Repeat all of the material below exactly as written, images excluded.

==*==

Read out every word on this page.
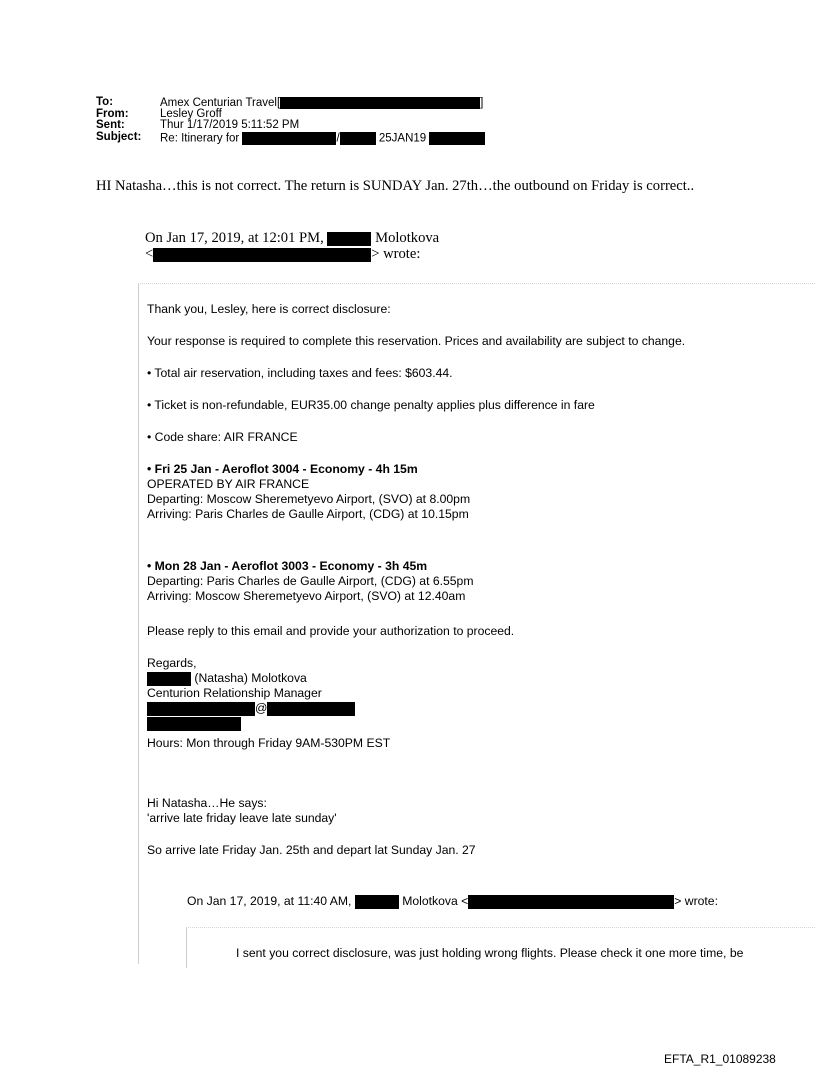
To:	Amex Centurian Travel[	]
From:	Lesley Groff
Sent:	Thur 1/17/2019 5:11:52 PM
Subject: Re: Itinerary for	/	25JAN19
HI Natasha…this is not correct. The return is SUNDAY Jan. 27th…the outbound on Friday is correct..
On Jan 17, 2019, at 12:01 PM,	Molotkova
<	> wrote:
Thank you, Lesley, here is correct disclosure:
Your response is required to complete this reservation. Prices and availability are subject to change.
• Total air reservation, including taxes and fees: $603.44.
• Ticket is non-refundable, EUR35.00 change penalty applies plus difference in fare
• Code share: AIR FRANCE
• Fri 25 Jan - Aeroflot 3004 - Economy - 4h 15m
OPERATED BY AIR FRANCE
Departing: Moscow Sheremetyevo Airport, (SVO) at 8.00pm
Arriving: Paris Charles de Gaulle Airport, (CDG) at 10.15pm
• Mon 28 Jan - Aeroflot 3003 - Economy - 3h 45m
Departing: Paris Charles de Gaulle Airport, (CDG) at 6.55pm
Arriving: Moscow Sheremetyevo Airport, (SVO) at 12.40am
Please reply to this email and provide your authorization to proceed.
Regards,
(Natasha) Molotkova
Centurion Relationship Manager
@
Hours: Mon through Friday 9AM-530PM EST
Hi Natasha…He says:
'arrive late friday leave late sunday'
So arrive late Friday Jan. 25th and depart lat Sunday Jan. 27
On Jan 17, 2019, at 11:40 AM,	Molotkova <	> wrote:
I sent you correct disclosure, was just holding wrong flights. Please check it one more time, be
EFTA_R1_01089238
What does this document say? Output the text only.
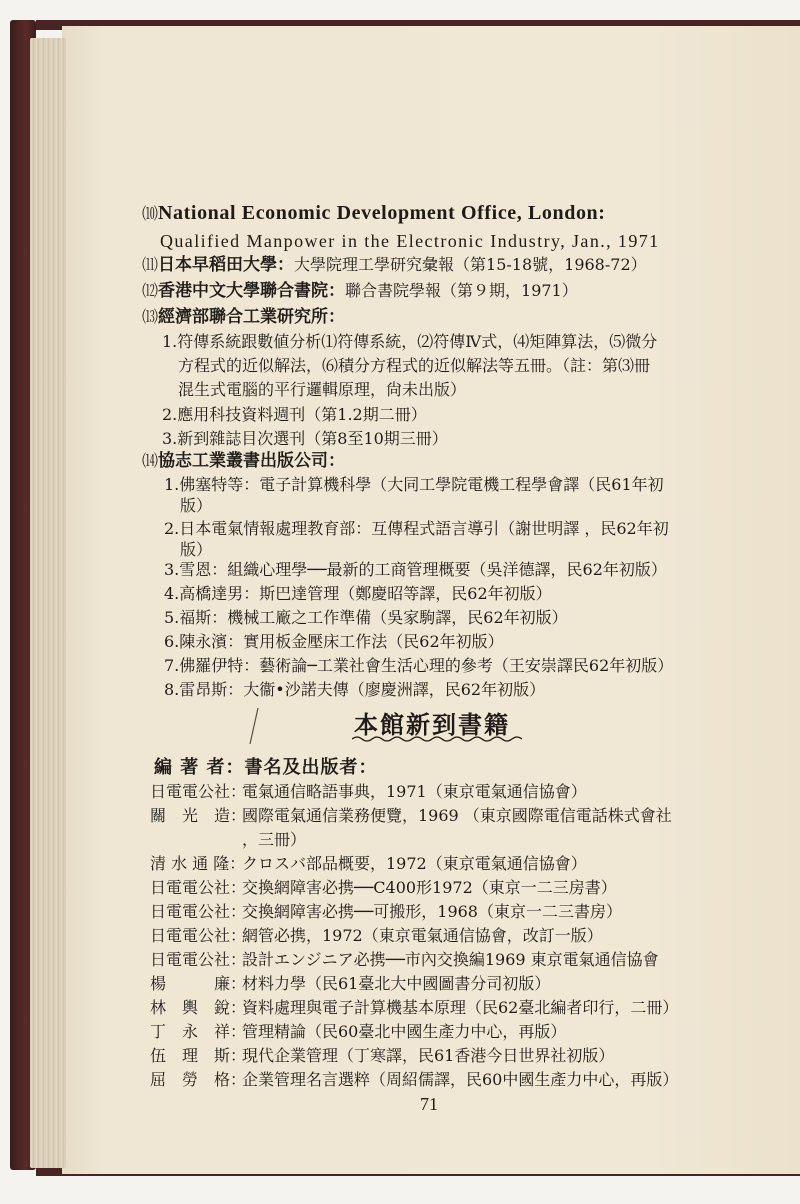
⑽National Economic Development Office, London:
Qualified Manpower in the Electronic Industry, Jan., 1971
⑾日本早稻田大學：大學院理工學研究彙報（第15-18號，1968-72）
⑿香港中文大學聯合書院：聯合書院學報（第９期，1971）
⒀經濟部聯合工業研究所：
1.符傳系統跟數値分析⑴符傳系統，⑵符傳Ⅳ式，⑷矩陣算法，⑸微分
方程式的近似解法，⑹積分方程式的近似解法等五冊。（註：第⑶冊
混生式電腦的平行邏輯原理，尙未出版）
2.應用科技資料週刊（第1.2期二冊）
3.新到雜誌目次選刊（第8至10期三冊）
⒁協志工業叢書出版公司：
1.佛塞特等：電子計算機科學（大同工學院電機工程學會譯（民61年初
版）
2.日本電氣情報處理教育部：互傳程式語言導引（謝世明譯 ，民62年初
版）
3.雪恩：組織心理學──最新的工商管理概要（吳洋德譯，民62年初版）
4.高橋達男：斯巴達管理（鄭慶昭等譯，民62年初版）
5.福斯：機械工廠之工作準備（吳家駒譯，民62年初版）
6.陳永濱：實用板金壓床工作法（民62年初版）
7.佛羅伊特：藝術論─工業社會生活心理的參考（王安崇譯民62年初版）
8.雷昂斯：大衞•沙諾夫傳（廖慶洲譯，民62年初版）
本館新到書籍
編 著 者：書名及出版者：
日電電公社：
電氣通信略語事典，1971（東京電氣通信協會）
關　光　造：
國際電氣通信業務便覽，1969 （東京國際電信電話株式會社
，三冊）
清 水 通 隆：
クロスバ部品概要，1972（東京電氣通信協會）
日電電公社：
交換網障害必携──C400形1972（東京一二三房書）
日電電公社：
交換網障害必携──可搬形，1968（東京一二三書房）
日電電公社：
網管必携，1972（東京電氣通信協會，改訂一版）
日電電公社：
設計エンジニア必携──市內交換編1969 東京電氣通信協會
楊　　　廉：
材料力學（民61臺北大中國圖書分司初版）
林　輿　銳：
資料處理與電子計算機基本原理（民62臺北編者印行，二冊）
丁　永　祥：
管理精論（民60臺北中國生產力中心，再版）
伍　理　斯：
現代企業管理（丁寒譯，民61香港今日世界社初版）
屈　勞　格：
企業管理名言選粹（周紹儒譯，民60中國生產力中心，再版）
71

==*==

- Solution to this problem:
Read out every word on this page.
To:	Amex Centurian Travel[	]
From:	Lesley Groff
Sent:	Thur 1/17/2019 5:11:52 PM
Subject: Re: Itinerary for	/	25JAN19
HI Natasha…this is not correct. The return is SUNDAY Jan. 27th…the outbound on Friday is correct..
On Jan 17, 2019, at 12:01 PM,	Molotkova
<	> wrote:
Thank you, Lesley, here is correct disclosure:
Your response is required to complete this reservation. Prices and availability are subject to change.
• Total air reservation, including taxes and fees: $603.44.
• Ticket is non-refundable, EUR35.00 change penalty applies plus difference in fare
• Code share: AIR FRANCE
• Fri 25 Jan - Aeroflot 3004 - Economy - 4h 15m
OPERATED BY AIR FRANCE
Departing: Moscow Sheremetyevo Airport, (SVO) at 8.00pm
Arriving: Paris Charles de Gaulle Airport, (CDG) at 10.15pm
• Mon 28 Jan - Aeroflot 3003 - Economy - 3h 45m
Departing: Paris Charles de Gaulle Airport, (CDG) at 6.55pm
Arriving: Moscow Sheremetyevo Airport, (SVO) at 12.40am
Please reply to this email and provide your authorization to proceed.
Regards,
(Natasha) Molotkova
Centurion Relationship Manager
@
Hours: Mon through Friday 9AM-530PM EST
Hi Natasha…He says:
'arrive late friday leave late sunday'
So arrive late Friday Jan. 25th and depart lat Sunday Jan. 27
On Jan 17, 2019, at 11:40 AM,	Molotkova <	> wrote:
I sent you correct disclosure, was just holding wrong flights. Please check it one more time, be
EFTA_R1_01089238
What does this document say? Output the text only.
⑽National Economic Development Office, London:
Qualified Manpower in the Electronic Industry, Jan., 1971
⑾日本早稻田大學：大學院理工學研究彙報（第15-18號，1968-72）
⑿香港中文大學聯合書院：聯合書院學報（第９期，1971）
⒀經濟部聯合工業研究所：
1.符傳系統跟數値分析⑴符傳系統，⑵符傳Ⅳ式，⑷矩陣算法，⑸微分
方程式的近似解法，⑹積分方程式的近似解法等五冊。（註：第⑶冊
混生式電腦的平行邏輯原理，尙未出版）
2.應用科技資料週刊（第1.2期二冊）
3.新到雜誌目次選刊（第8至10期三冊）
⒁協志工業叢書出版公司：
1.佛塞特等：電子計算機科學（大同工學院電機工程學會譯（民61年初
版）
2.日本電氣情報處理教育部：互傳程式語言導引（謝世明譯 ，民62年初
版）
3.雪恩：組織心理學──最新的工商管理概要（吳洋德譯，民62年初版）
4.高橋達男：斯巴達管理（鄭慶昭等譯，民62年初版）
5.福斯：機械工廠之工作準備（吳家駒譯，民62年初版）
6.陳永濱：實用板金壓床工作法（民62年初版）
7.佛羅伊特：藝術論─工業社會生活心理的參考（王安崇譯民62年初版）
8.雷昂斯：大衞•沙諾夫傳（廖慶洲譯，民62年初版）
本館新到書籍
編 著 者：書名及出版者：
日電電公社：
電氣通信略語事典，1971（東京電氣通信協會）
關　光　造：
國際電氣通信業務便覽，1969 （東京國際電信電話株式會社
，三冊）
清 水 通 隆：
クロスバ部品概要，1972（東京電氣通信協會）
日電電公社：
交換網障害必携──C400形1972（東京一二三房書）
日電電公社：
交換網障害必携──可搬形，1968（東京一二三書房）
日電電公社：
網管必携，1972（東京電氣通信協會，改訂一版）
日電電公社：
設計エンジニア必携──市內交換編1969 東京電氣通信協會
楊　　　廉：
材料力學（民61臺北大中國圖書分司初版）
林　輿　銳：
資料處理與電子計算機基本原理（民62臺北編者印行，二冊）
丁　永　祥：
管理精論（民60臺北中國生產力中心，再版）
伍　理　斯：
現代企業管理（丁寒譯，民61香港今日世界社初版）
屈　勞　格：
企業管理名言選粹（周紹儒譯，民60中國生產力中心，再版）
71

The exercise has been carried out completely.